▸ **Required task 1**:
Translate this sentence from the passage on moral self-licensing into Spanish: "People thus tend to donate more to good causes after being asked to write down their negative traits."

▸ **Text segment**:
------------

Moral self-licensing, often overlooked, is one of the lenses through which we can look to help us to understand the political culture of the ruling party.
This is because it negates a sense of shame for and personal responsibility for morally dubious behaviour. This phenomenon is well documented in research studies done in different contexts (Merritt, Effron & Monin 2010). We are all in danger of our past moral behaviour increasing our propensity to engage in morally dubious actions without it making us feel immoral; or of justifying. or re-interpreting, our behaviour based on previous (good) moral behaviour. It would seem that good deeds, or an unblemished record of doing good, also known as prosocial behaviour, could promote our self-confidence and make us feel morally superior.
Participants in research who can recall a moral (good and prosocial) action show fewer prosocial intentions than the control group. However, the opposite is also true, in that participants who can recall an immoral (bad and unsocial) action tend to demonstrate more prosocial intentions.
A research study demonstrates that the actions of participants with a history of showing compassion, generosity and a lack of prejudice can be heartless and selfish in follow-up decision-making or actions, with what seems to be a lack of emotional awareness that they are violating the prosocial norms they tend to follow. In other words, when past good deeds are fresh in our minds, we may feel less compelled to give to charity than when we do not have such comforting recollections of good deeds. People thus tend to donate more to good causes after being asked to write down their negative traits.
It would seem the anxiety of having to make difficult decisions can be eased by making a morally good decision, which then, as it were, allows participants to license themselves to make more morally dubious decisions in situations that follow.
Research in the US shows how white participants who appointed a black candidate (who was by far the best candidate) found it easier, in a second round of appointments, to appoint a white person (where black and white candidates offered the same qualities). The same behaviour was observed in the appointment, by men, of women; and, by heterosexual people, of gay people. Accordingly white American research participants who voted for President Barack Obama seemed, when making an appointment, to find it easier to ignore an application from a black job-seeker.

------------

▸ **Required task 2**:
Transcribe verbatim the rows below that lie between the line holding "840, 266, 857]" and the line holding "rss-icon[interactable]: [67, 1425, 83, 1441]", inclusive.

▸ **Data lines**:
------------

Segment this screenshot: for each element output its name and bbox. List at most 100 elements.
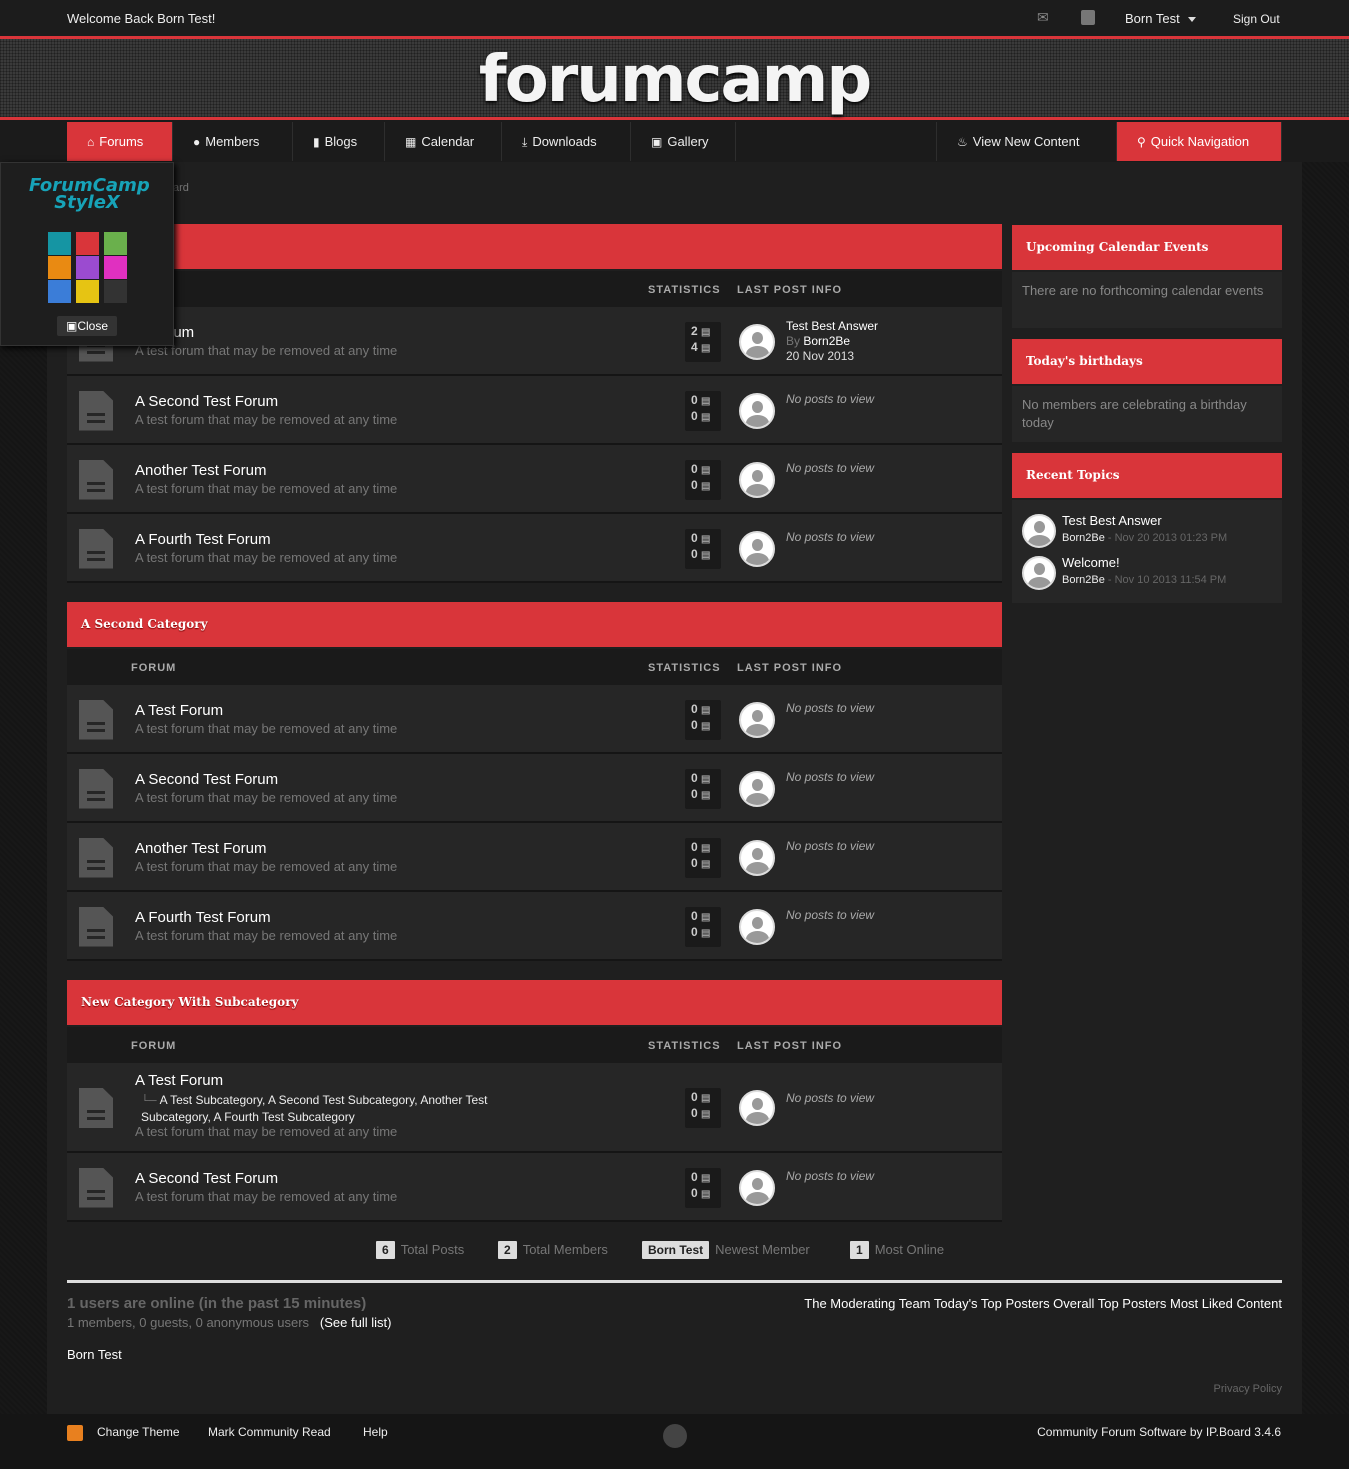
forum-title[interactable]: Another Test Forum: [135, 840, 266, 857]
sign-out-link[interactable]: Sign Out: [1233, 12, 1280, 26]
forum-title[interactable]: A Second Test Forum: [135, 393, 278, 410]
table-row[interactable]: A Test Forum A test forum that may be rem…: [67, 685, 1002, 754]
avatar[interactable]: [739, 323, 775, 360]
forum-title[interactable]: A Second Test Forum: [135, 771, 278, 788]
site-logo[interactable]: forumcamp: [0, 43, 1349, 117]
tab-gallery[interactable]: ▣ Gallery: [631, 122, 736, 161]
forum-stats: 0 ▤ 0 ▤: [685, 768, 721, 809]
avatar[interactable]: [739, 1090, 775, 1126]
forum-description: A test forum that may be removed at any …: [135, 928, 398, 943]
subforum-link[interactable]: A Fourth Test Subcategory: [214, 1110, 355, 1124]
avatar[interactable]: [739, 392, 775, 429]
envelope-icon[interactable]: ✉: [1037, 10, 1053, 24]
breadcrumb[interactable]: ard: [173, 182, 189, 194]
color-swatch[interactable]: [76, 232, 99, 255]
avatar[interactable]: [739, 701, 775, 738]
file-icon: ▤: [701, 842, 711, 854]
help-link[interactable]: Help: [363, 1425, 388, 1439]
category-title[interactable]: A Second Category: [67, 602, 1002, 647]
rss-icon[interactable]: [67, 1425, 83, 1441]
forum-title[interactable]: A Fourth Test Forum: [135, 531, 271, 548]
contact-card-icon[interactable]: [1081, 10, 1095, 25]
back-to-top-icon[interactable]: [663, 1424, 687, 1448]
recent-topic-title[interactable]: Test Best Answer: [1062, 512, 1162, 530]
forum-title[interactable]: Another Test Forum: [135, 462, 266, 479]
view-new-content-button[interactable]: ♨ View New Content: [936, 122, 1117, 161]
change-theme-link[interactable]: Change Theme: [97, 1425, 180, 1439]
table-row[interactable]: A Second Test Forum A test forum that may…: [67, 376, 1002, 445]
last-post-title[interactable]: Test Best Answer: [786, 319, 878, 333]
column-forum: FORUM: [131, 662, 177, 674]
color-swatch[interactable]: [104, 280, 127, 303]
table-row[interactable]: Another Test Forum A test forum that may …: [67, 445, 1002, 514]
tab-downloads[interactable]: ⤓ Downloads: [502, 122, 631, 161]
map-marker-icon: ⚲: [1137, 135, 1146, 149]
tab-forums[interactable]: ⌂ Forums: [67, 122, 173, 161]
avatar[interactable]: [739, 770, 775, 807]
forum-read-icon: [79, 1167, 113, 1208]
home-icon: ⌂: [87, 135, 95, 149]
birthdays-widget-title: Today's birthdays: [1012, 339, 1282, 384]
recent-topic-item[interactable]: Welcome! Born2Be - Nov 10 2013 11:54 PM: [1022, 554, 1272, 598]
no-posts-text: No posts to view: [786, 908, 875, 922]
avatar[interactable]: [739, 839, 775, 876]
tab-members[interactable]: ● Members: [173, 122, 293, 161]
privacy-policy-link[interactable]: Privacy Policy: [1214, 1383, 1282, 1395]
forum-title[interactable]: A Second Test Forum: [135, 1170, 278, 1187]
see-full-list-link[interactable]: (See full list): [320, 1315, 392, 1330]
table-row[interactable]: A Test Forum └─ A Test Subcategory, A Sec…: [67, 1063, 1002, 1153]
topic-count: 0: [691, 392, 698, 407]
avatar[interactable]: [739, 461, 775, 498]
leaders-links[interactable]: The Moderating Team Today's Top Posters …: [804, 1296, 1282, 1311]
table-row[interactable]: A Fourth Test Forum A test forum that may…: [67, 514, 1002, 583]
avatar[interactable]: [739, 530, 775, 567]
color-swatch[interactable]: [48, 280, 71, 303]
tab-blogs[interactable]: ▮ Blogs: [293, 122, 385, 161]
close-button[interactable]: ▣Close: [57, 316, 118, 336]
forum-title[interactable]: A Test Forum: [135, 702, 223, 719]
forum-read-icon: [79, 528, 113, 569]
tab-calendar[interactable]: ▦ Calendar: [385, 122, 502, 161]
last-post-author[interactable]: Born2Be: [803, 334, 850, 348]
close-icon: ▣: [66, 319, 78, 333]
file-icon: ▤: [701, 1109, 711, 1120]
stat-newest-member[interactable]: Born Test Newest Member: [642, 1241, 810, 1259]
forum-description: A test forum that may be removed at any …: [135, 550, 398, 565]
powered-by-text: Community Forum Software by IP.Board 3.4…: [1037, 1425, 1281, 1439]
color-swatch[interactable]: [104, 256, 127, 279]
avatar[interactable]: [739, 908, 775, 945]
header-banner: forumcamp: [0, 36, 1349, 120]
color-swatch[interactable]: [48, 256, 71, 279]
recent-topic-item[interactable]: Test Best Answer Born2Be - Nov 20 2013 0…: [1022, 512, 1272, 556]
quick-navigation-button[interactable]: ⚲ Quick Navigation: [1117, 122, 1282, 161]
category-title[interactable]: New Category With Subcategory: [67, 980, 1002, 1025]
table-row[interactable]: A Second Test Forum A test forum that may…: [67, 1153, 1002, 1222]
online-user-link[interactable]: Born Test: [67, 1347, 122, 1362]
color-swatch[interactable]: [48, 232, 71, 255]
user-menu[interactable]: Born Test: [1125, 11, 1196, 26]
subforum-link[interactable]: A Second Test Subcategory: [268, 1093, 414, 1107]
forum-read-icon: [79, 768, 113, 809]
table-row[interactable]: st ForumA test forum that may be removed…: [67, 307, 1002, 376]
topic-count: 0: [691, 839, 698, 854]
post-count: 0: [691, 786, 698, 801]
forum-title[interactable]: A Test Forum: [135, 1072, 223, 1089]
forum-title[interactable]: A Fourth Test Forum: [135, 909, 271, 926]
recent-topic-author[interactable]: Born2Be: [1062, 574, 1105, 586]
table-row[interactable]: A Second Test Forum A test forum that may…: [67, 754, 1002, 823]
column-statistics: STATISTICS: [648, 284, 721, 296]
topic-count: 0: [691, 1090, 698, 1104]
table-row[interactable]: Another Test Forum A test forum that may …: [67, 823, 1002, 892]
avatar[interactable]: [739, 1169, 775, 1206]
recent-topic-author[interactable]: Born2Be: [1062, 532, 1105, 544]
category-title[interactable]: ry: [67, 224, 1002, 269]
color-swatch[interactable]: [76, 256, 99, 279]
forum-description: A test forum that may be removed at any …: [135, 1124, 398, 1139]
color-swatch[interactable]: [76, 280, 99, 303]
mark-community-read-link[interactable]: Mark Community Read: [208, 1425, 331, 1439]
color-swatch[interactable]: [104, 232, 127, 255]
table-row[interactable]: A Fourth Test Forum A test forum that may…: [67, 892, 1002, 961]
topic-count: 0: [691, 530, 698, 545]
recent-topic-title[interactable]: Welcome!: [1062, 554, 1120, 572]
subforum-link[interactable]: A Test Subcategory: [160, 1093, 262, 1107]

------------

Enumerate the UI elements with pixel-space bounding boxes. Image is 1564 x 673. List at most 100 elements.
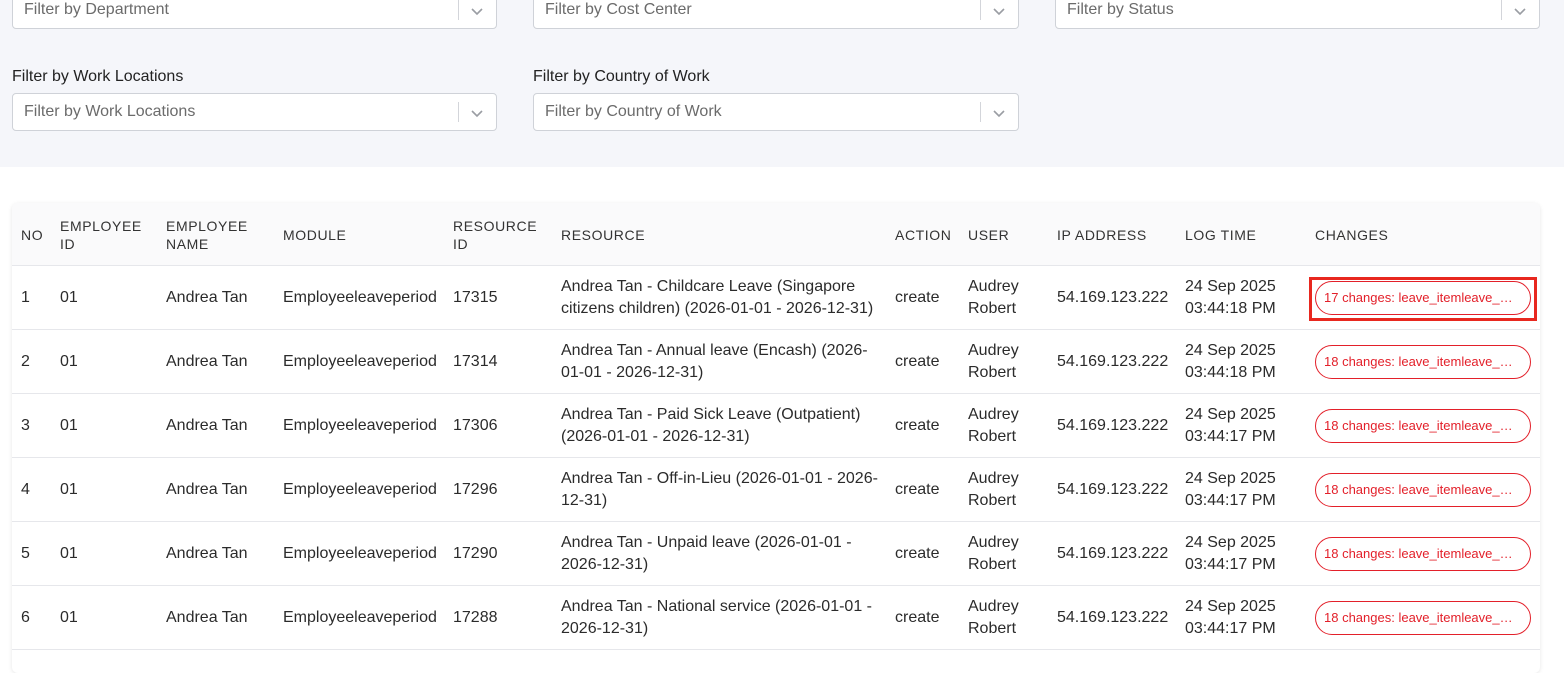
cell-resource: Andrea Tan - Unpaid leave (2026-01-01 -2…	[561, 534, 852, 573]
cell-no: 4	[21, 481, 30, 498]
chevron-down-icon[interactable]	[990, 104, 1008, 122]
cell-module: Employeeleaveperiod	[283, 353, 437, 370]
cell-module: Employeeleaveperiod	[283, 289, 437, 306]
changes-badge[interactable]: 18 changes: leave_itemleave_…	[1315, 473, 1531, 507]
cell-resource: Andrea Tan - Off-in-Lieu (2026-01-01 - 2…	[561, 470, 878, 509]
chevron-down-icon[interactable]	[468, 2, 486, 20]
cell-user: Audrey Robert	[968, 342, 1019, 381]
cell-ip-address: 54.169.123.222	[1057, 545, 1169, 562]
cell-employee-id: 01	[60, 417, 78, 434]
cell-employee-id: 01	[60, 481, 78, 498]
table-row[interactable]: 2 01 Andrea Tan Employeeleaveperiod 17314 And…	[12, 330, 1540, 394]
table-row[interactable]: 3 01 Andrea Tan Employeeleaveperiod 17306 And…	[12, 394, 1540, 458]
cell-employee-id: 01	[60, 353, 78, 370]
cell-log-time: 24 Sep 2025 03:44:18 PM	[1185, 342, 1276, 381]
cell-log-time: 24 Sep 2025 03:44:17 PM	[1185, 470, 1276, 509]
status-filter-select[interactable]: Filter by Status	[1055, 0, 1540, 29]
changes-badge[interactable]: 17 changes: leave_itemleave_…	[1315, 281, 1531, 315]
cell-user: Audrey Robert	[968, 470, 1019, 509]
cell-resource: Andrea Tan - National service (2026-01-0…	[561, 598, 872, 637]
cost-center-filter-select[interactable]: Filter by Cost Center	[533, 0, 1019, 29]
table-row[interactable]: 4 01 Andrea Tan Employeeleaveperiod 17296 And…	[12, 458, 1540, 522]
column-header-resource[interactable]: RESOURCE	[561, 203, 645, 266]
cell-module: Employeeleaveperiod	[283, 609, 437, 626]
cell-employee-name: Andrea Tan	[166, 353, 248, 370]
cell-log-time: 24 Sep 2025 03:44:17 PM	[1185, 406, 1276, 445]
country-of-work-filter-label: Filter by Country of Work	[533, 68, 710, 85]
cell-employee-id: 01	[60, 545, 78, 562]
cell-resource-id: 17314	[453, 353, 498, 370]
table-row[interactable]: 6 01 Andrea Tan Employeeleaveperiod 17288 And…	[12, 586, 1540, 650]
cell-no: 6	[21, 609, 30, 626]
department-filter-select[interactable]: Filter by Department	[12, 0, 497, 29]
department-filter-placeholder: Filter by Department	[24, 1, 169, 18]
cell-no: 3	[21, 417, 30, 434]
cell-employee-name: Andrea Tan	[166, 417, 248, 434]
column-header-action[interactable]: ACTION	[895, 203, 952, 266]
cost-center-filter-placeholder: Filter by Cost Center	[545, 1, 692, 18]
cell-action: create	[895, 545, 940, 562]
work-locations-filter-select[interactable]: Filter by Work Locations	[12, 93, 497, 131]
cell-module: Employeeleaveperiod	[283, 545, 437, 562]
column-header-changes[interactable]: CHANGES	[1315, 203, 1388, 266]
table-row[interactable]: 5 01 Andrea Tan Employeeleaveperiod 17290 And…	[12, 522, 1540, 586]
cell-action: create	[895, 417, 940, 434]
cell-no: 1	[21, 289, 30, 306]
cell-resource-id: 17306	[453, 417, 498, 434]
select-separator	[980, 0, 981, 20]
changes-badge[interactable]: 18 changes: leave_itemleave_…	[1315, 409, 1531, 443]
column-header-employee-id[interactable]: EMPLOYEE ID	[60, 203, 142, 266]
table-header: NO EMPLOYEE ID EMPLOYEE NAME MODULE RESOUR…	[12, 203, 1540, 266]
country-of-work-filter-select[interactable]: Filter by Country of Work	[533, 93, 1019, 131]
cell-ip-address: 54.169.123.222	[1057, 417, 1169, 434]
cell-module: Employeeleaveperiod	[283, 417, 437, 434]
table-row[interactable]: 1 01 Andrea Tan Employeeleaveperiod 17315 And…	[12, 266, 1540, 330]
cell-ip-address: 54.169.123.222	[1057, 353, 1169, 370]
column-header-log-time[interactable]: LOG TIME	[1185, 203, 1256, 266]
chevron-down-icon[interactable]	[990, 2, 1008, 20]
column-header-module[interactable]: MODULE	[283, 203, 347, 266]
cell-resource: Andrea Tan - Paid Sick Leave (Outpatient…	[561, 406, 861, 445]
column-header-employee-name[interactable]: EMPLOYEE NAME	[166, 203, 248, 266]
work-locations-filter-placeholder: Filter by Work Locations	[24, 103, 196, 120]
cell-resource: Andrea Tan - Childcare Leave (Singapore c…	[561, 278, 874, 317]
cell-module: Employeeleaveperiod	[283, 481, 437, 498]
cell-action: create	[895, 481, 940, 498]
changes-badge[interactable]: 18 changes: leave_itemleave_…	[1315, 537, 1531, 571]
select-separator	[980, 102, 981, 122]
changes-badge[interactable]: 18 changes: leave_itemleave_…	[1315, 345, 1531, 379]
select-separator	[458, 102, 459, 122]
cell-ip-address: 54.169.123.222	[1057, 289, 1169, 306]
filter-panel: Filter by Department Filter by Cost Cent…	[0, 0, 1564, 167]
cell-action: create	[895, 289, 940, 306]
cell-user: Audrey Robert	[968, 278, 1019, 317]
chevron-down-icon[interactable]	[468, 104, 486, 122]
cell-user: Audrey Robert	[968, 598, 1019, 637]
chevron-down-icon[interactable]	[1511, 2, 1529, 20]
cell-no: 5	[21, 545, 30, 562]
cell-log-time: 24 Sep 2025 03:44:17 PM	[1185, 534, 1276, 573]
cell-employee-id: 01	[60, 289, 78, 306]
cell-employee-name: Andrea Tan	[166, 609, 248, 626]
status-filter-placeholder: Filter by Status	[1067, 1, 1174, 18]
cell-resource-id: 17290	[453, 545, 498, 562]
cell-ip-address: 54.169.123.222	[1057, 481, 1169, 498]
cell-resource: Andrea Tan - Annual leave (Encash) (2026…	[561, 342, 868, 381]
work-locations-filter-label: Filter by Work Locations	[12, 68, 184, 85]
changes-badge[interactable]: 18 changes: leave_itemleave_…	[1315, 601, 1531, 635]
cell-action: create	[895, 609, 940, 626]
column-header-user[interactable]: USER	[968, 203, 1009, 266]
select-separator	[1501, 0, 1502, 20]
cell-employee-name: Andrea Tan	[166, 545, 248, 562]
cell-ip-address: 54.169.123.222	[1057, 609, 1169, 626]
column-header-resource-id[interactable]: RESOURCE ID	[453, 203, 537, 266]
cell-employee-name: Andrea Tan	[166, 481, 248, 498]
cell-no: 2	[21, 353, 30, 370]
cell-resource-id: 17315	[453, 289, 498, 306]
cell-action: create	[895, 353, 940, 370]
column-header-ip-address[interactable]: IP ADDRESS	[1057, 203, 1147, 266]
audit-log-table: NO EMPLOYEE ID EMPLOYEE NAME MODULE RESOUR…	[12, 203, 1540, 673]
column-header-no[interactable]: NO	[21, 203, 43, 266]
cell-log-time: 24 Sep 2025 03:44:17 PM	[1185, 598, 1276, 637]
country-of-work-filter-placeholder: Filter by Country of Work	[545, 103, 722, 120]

------------

▸ **Result 1**:
Por lo tanto, las personas tienden a donar más a buenas causas después de que se les pide que escriban sus rasgos negativos.

▸ **Result 2**:
forum-title[interactable]: Another Test Forum: [135, 840, 266, 857]
sign-out-link[interactable]: Sign Out: [1233, 12, 1280, 26]
forum-title[interactable]: A Second Test Forum: [135, 393, 278, 410]
table-row[interactable]: A Test Forum A test forum that may be rem…: [67, 685, 1002, 754]
avatar[interactable]: [739, 323, 775, 360]
forum-title[interactable]: A Second Test Forum: [135, 771, 278, 788]
site-logo[interactable]: forumcamp: [0, 43, 1349, 117]
tab-gallery[interactable]: ▣ Gallery: [631, 122, 736, 161]
forum-stats: 0 ▤ 0 ▤: [685, 768, 721, 809]
avatar[interactable]: [739, 1090, 775, 1126]
forum-description: A test forum that may be removed at any …: [135, 928, 398, 943]
subforum-link[interactable]: A Fourth Test Subcategory: [214, 1110, 355, 1124]
avatar[interactable]: [739, 392, 775, 429]
envelope-icon[interactable]: ✉: [1037, 10, 1053, 24]
breadcrumb[interactable]: ard: [173, 182, 189, 194]
color-swatch[interactable]: [76, 232, 99, 255]
avatar[interactable]: [739, 701, 775, 738]
file-icon: ▤: [701, 842, 711, 854]
help-link[interactable]: Help: [363, 1425, 388, 1439]
category-title[interactable]: A Second Category: [67, 602, 1002, 647]
rss-icon[interactable]: [67, 1425, 83, 1441]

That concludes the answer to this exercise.